(Lines of data)
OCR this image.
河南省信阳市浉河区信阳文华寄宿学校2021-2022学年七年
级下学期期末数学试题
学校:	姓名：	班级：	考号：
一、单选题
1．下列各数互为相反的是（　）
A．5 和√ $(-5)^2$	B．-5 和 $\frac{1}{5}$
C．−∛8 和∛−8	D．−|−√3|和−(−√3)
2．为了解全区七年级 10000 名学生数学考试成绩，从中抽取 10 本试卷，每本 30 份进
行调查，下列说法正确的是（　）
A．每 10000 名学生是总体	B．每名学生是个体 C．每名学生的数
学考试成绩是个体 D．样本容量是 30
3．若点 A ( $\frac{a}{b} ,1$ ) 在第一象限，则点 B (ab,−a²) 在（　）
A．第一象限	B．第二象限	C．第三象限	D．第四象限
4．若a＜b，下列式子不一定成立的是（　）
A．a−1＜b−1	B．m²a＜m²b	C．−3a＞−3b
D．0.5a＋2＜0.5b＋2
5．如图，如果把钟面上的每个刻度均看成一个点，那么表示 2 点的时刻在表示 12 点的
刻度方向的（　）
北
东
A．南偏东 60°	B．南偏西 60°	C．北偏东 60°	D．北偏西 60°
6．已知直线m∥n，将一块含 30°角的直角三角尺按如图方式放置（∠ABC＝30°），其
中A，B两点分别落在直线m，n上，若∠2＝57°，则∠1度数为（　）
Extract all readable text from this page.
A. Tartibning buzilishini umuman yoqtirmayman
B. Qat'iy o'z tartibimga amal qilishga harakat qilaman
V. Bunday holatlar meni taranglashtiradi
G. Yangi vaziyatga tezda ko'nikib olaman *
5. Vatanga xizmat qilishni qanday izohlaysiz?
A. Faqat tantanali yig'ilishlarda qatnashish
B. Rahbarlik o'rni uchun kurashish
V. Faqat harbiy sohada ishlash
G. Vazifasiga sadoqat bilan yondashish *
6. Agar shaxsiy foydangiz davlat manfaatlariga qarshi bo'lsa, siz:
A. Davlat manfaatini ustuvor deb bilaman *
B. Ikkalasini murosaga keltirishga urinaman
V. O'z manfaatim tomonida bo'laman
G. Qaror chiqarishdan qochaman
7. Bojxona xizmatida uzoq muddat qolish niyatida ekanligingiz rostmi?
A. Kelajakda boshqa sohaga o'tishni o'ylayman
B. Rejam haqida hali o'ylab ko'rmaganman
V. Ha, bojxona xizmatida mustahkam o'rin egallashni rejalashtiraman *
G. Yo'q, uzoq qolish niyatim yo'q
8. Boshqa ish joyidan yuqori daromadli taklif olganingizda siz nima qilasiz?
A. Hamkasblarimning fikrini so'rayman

Problem details: Retype the entries one by one, exactly.

Final answer:
OCR this image.
河南省信阳市浉河区信阳文华寄宿学校2021-2022学年七年
级下学期期末数学试题
学校:	姓名：	班级：	考号：
一、单选题
1．下列各数互为相反的是（　）
A．5 和√ $(-5)^2$	B．-5 和 $\frac{1}{5}$
C．−∛8 和∛−8	D．−|−√3|和−(−√3)
2．为了解全区七年级 10000 名学生数学考试成绩，从中抽取 10 本试卷，每本 30 份进
行调查，下列说法正确的是（　）
A．每 10000 名学生是总体	B．每名学生是个体 C．每名学生的数
学考试成绩是个体 D．样本容量是 30
3．若点 A ( $\frac{a}{b} ,1$ ) 在第一象限，则点 B (ab,−a²) 在（　）
A．第一象限	B．第二象限	C．第三象限	D．第四象限
4．若a＜b，下列式子不一定成立的是（　）
A．a−1＜b−1	B．m²a＜m²b	C．−3a＞−3b
D．0.5a＋2＜0.5b＋2
5．如图，如果把钟面上的每个刻度均看成一个点，那么表示 2 点的时刻在表示 12 点的
刻度方向的（　）
北
东
A．南偏东 60°	B．南偏西 60°	C．北偏东 60°	D．北偏西 60°
6．已知直线m∥n，将一块含 30°角的直角三角尺按如图方式放置（∠ABC＝30°），其
中A，B两点分别落在直线m，n上，若∠2＝57°，则∠1度数为（　）
Extract all readable text from this page.
A. Tartibning buzilishini umuman yoqtirmayman
B. Qat'iy o'z tartibimga amal qilishga harakat qilaman
V. Bunday holatlar meni taranglashtiradi
G. Yangi vaziyatga tezda ko'nikib olaman *
5. Vatanga xizmat qilishni qanday izohlaysiz?
A. Faqat tantanali yig'ilishlarda qatnashish
B. Rahbarlik o'rni uchun kurashish
V. Faqat harbiy sohada ishlash
G. Vazifasiga sadoqat bilan yondashish *
6. Agar shaxsiy foydangiz davlat manfaatlariga qarshi bo'lsa, siz:
A. Davlat manfaatini ustuvor deb bilaman *
B. Ikkalasini murosaga keltirishga urinaman
V. O'z manfaatim tomonida bo'laman
G. Qaror chiqarishdan qochaman
7. Bojxona xizmatida uzoq muddat qolish niyatida ekanligingiz rostmi?
A. Kelajakda boshqa sohaga o'tishni o'ylayman
B. Rejam haqida hali o'ylab ko'rmaganman
V. Ha, bojxona xizmatida mustahkam o'rin egallashni rejalashtiraman *
G. Yo'q, uzoq qolish niyatim yo'q
8. Boshqa ish joyidan yuqori daromadli taklif olganingizda siz nima qilasiz?
A. Hamkasblarimning fikrini so'rayman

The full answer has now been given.